Work to do:
• A. According to the dbt post, across how many data pipeline projects has the author run dbt?
• B. Decide whether each statement agrees with the dbt post, answering yes or no and quoting the words that settle it: (i) dbt transforms data inside the warehouse after the raw data has been loaded. (ii) Building a mart model requires a Python engineer. (iii) The dbt failures the author kept seeing were usually loud and obvious.
• C. In the dbt post, write out the part from "# dbt in Production: 5" up to and including "are usually silent.", switching "call center data" to "support ticket data".

De' Clerke

Posted on Jun 2

# dbt in Production: 5 Gotchas That Broke My Pipelines

#dbt #dataengineering #elt #etl

I've run dbt across more than eight data pipeline projects. Stock prices, real estate listings, call center data, loan risk models, government budget reconciliation. Different databases, different schemas, different team setups. And across all of them, the same category of failure kept appearing: dbt behaves in ways that are technically correct but completely non-obvious, and the failures are usually silent.

Before we get to the gotchas, here's the context on what dbt is and why it's worth understanding deeply.

What dbt Is (and Why Everyone Is Adopting It)

dbt (data build tool) is a transformation framework that sits inside the T of your ELT stack. You load raw data into your warehouse first, then dbt transforms it there using SQL. The transformation logic lives in .sql files, version-controlled like application code, organized into a DAG that dbt builds automatically from {{ ref() }} dependencies.

The reason the data engineering community has moved toward it fast:

SQL analysts can write production transformation logic. You don't need a Python engineer to build a mart model. If you can write a SELECT, you can write a dbt model. dbt handles materialization, dependency resolution, and schema management.

Given information:
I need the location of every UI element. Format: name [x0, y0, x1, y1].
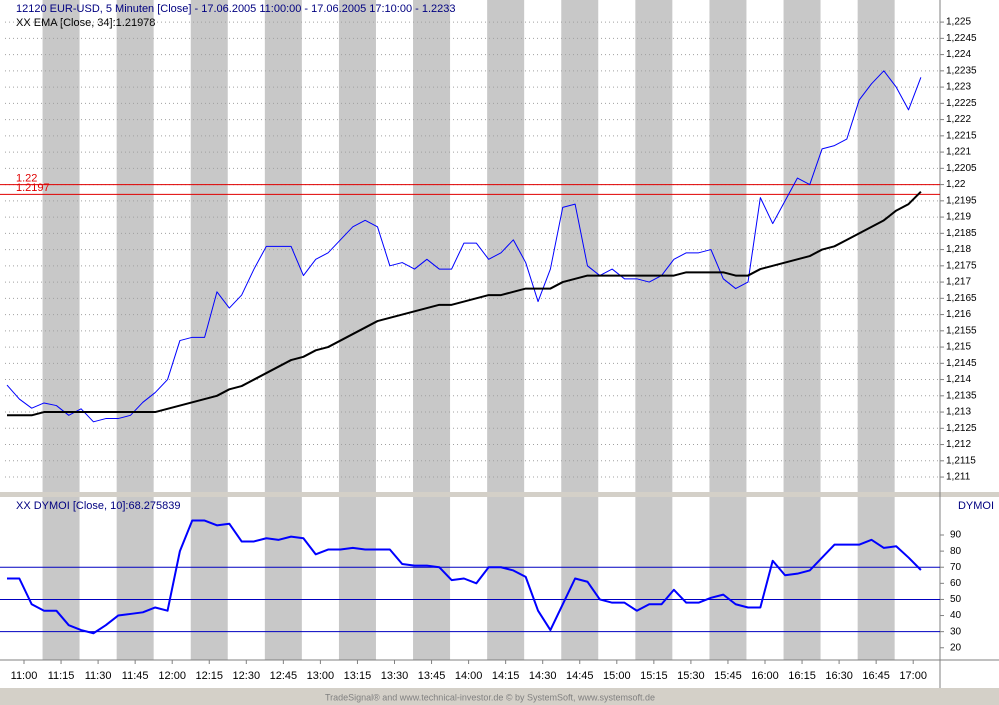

Full solutions:
• A. More than eight.

• B.
(i) Yes: "You load raw data into your warehouse first, then dbt transforms it there using SQL."
(ii) No: "You don't need a Python engineer to build a mart model."
(iii) No: "the failures are usually silent."

• C.
# dbt in Production: 5 Gotchas That Broke My Pipelines

#dbt #dataengineering #elt #etl

I've run dbt across more than eight data pipeline projects. Stock prices, real estate listings, support ticket data, loan risk models, government budget reconciliation. Different databases, different schemas, different team setups. And across all of them, the same category of failure kept appearing: dbt behaves in ways that are technically correct but completely non-obvious, and the failures are usually silent.